What you should do: Find the lines below that contain the string "this". Copy each one.

***** Data for processing *****

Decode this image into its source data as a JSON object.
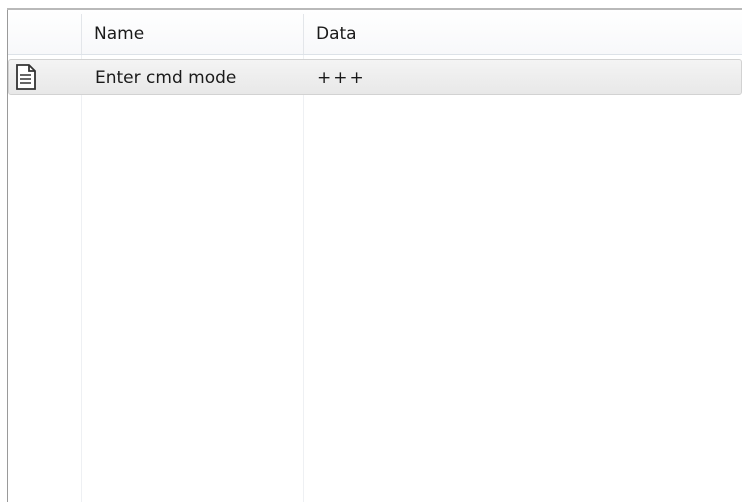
{
  "list": {
    "columns": {
      "icon": "",
      "name": "Name",
      "data": "Data"
    },
    "rows": [
      {
        "icon": "document-icon",
        "name": "Enter cmd mode",
        "data": "+++"
      }
    ]
  },
  "colors": {
    "row_background": "#ececec",
    "border": "#9a9a9a"
  }
}
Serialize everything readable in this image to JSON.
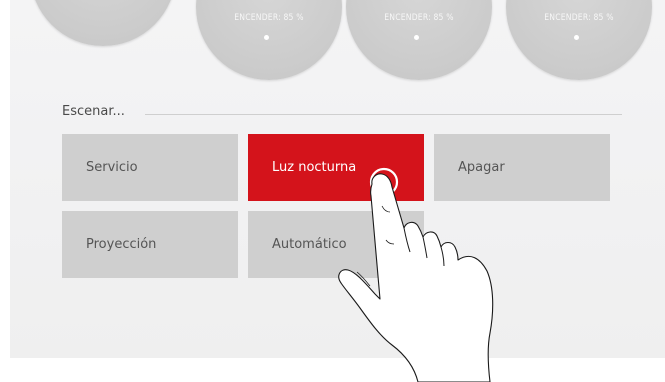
{
  "dials": [
    {
      "label": ""
    },
    {
      "label": "ENCENDER: 85 %"
    },
    {
      "label": "ENCENDER: 85 %"
    },
    {
      "label": "ENCENDER: 85 %"
    }
  ],
  "scenes": {
    "title": "Escenar...",
    "buttons": [
      {
        "label": "Servicio",
        "active": false
      },
      {
        "label": "Luz nocturna",
        "active": true
      },
      {
        "label": "Apagar",
        "active": false
      },
      {
        "label": "Proyección",
        "active": false
      },
      {
        "label": "Automático",
        "active": false
      }
    ]
  },
  "colors": {
    "accent": "#d4131b",
    "button": "#cfcfcf",
    "dial": "#cbcbcb"
  },
  "icons": {
    "pointer": "hand-pointer-icon"
  }
}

*****

Answer:
Decode this image into its source data as a JSON object.
Serialize everything readable in this image to JSON.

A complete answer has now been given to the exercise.